MATERIAL |
^^^^^^^^

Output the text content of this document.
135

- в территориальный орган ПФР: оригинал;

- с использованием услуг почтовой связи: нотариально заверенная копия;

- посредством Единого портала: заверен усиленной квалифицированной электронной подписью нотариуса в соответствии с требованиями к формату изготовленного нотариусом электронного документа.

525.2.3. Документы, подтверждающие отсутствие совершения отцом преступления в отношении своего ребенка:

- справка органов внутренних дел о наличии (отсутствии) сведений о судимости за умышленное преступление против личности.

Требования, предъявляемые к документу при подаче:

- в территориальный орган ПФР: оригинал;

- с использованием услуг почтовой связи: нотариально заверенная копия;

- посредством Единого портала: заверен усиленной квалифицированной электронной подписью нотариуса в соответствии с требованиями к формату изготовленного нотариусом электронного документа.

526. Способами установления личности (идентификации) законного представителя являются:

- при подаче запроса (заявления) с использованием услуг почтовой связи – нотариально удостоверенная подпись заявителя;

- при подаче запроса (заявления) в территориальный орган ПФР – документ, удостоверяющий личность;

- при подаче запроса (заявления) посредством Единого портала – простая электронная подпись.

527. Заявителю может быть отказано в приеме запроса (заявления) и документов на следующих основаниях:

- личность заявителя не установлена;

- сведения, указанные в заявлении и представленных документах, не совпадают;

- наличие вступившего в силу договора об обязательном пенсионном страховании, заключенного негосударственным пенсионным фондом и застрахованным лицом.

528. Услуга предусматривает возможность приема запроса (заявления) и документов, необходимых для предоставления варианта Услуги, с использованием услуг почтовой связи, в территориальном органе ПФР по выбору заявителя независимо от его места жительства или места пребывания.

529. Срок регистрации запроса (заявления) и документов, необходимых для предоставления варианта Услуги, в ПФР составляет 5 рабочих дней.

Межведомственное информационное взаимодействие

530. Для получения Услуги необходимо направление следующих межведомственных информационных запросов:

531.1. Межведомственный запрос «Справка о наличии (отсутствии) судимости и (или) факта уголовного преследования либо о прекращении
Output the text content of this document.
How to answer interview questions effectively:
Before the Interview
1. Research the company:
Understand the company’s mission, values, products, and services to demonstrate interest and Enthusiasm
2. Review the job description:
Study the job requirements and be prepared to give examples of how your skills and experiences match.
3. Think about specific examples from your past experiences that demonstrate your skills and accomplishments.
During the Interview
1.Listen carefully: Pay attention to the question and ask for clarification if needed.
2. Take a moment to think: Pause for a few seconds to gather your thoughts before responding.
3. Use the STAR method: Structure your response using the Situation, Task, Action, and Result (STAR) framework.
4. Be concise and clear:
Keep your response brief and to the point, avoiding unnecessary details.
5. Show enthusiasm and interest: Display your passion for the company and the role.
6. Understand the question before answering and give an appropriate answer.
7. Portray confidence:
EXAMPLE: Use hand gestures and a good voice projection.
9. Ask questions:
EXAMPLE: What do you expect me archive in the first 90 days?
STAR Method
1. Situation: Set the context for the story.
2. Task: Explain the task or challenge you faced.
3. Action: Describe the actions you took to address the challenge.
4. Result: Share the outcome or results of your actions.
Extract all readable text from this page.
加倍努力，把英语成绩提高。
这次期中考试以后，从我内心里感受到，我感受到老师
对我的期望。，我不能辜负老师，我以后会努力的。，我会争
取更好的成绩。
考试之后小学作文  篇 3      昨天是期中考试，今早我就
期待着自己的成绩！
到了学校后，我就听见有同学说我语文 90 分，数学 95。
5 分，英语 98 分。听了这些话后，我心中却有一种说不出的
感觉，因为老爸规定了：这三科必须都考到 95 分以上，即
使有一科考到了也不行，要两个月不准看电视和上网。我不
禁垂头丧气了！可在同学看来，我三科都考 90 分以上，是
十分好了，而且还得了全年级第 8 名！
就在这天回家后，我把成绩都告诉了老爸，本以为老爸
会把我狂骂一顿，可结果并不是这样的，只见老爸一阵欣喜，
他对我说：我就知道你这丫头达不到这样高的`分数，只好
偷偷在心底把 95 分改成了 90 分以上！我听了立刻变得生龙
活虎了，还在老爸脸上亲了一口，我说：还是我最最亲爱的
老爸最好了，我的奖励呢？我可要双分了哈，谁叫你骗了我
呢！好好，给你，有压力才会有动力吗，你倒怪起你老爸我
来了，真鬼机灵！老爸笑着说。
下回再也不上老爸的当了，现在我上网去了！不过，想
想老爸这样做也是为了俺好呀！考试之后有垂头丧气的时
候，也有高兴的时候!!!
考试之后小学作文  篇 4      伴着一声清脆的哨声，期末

^^^^^^^^

EXERCISE TASK | Return all of the data precisely as it appears.

RESPONSE FOR THIS EXERCISE |
Output the text content of this document.
135

- в территориальный орган ПФР: оригинал;

- с использованием услуг почтовой связи: нотариально заверенная копия;

- посредством Единого портала: заверен усиленной квалифицированной электронной подписью нотариуса в соответствии с требованиями к формату изготовленного нотариусом электронного документа.

525.2.3. Документы, подтверждающие отсутствие совершения отцом преступления в отношении своего ребенка:

- справка органов внутренних дел о наличии (отсутствии) сведений о судимости за умышленное преступление против личности.

Требования, предъявляемые к документу при подаче:

- в территориальный орган ПФР: оригинал;

- с использованием услуг почтовой связи: нотариально заверенная копия;

- посредством Единого портала: заверен усиленной квалифицированной электронной подписью нотариуса в соответствии с требованиями к формату изготовленного нотариусом электронного документа.

526. Способами установления личности (идентификации) законного представителя являются:

- при подаче запроса (заявления) с использованием услуг почтовой связи – нотариально удостоверенная подпись заявителя;

- при подаче запроса (заявления) в территориальный орган ПФР – документ, удостоверяющий личность;

- при подаче запроса (заявления) посредством Единого портала – простая электронная подпись.

527. Заявителю может быть отказано в приеме запроса (заявления) и документов на следующих основаниях:

- личность заявителя не установлена;

- сведения, указанные в заявлении и представленных документах, не совпадают;

- наличие вступившего в силу договора об обязательном пенсионном страховании, заключенного негосударственным пенсионным фондом и застрахованным лицом.

528. Услуга предусматривает возможность приема запроса (заявления) и документов, необходимых для предоставления варианта Услуги, с использованием услуг почтовой связи, в территориальном органе ПФР по выбору заявителя независимо от его места жительства или места пребывания.

529. Срок регистрации запроса (заявления) и документов, необходимых для предоставления варианта Услуги, в ПФР составляет 5 рабочих дней.

Межведомственное информационное взаимодействие

530. Для получения Услуги необходимо направление следующих межведомственных информационных запросов:

531.1. Межведомственный запрос «Справка о наличии (отсутствии) судимости и (или) факта уголовного преследования либо о прекращении
Output the text content of this document.
How to answer interview questions effectively:
Before the Interview
1. Research the company:
Understand the company’s mission, values, products, and services to demonstrate interest and Enthusiasm
2. Review the job description:
Study the job requirements and be prepared to give examples of how your skills and experiences match.
3. Think about specific examples from your past experiences that demonstrate your skills and accomplishments.
During the Interview
1.Listen carefully: Pay attention to the question and ask for clarification if needed.
2. Take a moment to think: Pause for a few seconds to gather your thoughts before responding.
3. Use the STAR method: Structure your response using the Situation, Task, Action, and Result (STAR) framework.
4. Be concise and clear:
Keep your response brief and to the point, avoiding unnecessary details.
5. Show enthusiasm and interest: Display your passion for the company and the role.
6. Understand the question before answering and give an appropriate answer.
7. Portray confidence:
EXAMPLE: Use hand gestures and a good voice projection.
9. Ask questions:
EXAMPLE: What do you expect me archive in the first 90 days?
STAR Method
1. Situation: Set the context for the story.
2. Task: Explain the task or challenge you faced.
3. Action: Describe the actions you took to address the challenge.
4. Result: Share the outcome or results of your actions.
Extract all readable text from this page.
加倍努力，把英语成绩提高。
这次期中考试以后，从我内心里感受到，我感受到老师
对我的期望。，我不能辜负老师，我以后会努力的。，我会争
取更好的成绩。
考试之后小学作文  篇 3      昨天是期中考试，今早我就
期待着自己的成绩！
到了学校后，我就听见有同学说我语文 90 分，数学 95。
5 分，英语 98 分。听了这些话后，我心中却有一种说不出的
感觉，因为老爸规定了：这三科必须都考到 95 分以上，即
使有一科考到了也不行，要两个月不准看电视和上网。我不
禁垂头丧气了！可在同学看来，我三科都考 90 分以上，是
十分好了，而且还得了全年级第 8 名！
就在这天回家后，我把成绩都告诉了老爸，本以为老爸
会把我狂骂一顿，可结果并不是这样的，只见老爸一阵欣喜，
他对我说：我就知道你这丫头达不到这样高的`分数，只好
偷偷在心底把 95 分改成了 90 分以上！我听了立刻变得生龙
活虎了，还在老爸脸上亲了一口，我说：还是我最最亲爱的
老爸最好了，我的奖励呢？我可要双分了哈，谁叫你骗了我
呢！好好，给你，有压力才会有动力吗，你倒怪起你老爸我
来了，真鬼机灵！老爸笑着说。
下回再也不上老爸的当了，现在我上网去了！不过，想
想老爸这样做也是为了俺好呀！考试之后有垂头丧气的时
候，也有高兴的时候!!!
考试之后小学作文  篇 4      伴着一声清脆的哨声，期末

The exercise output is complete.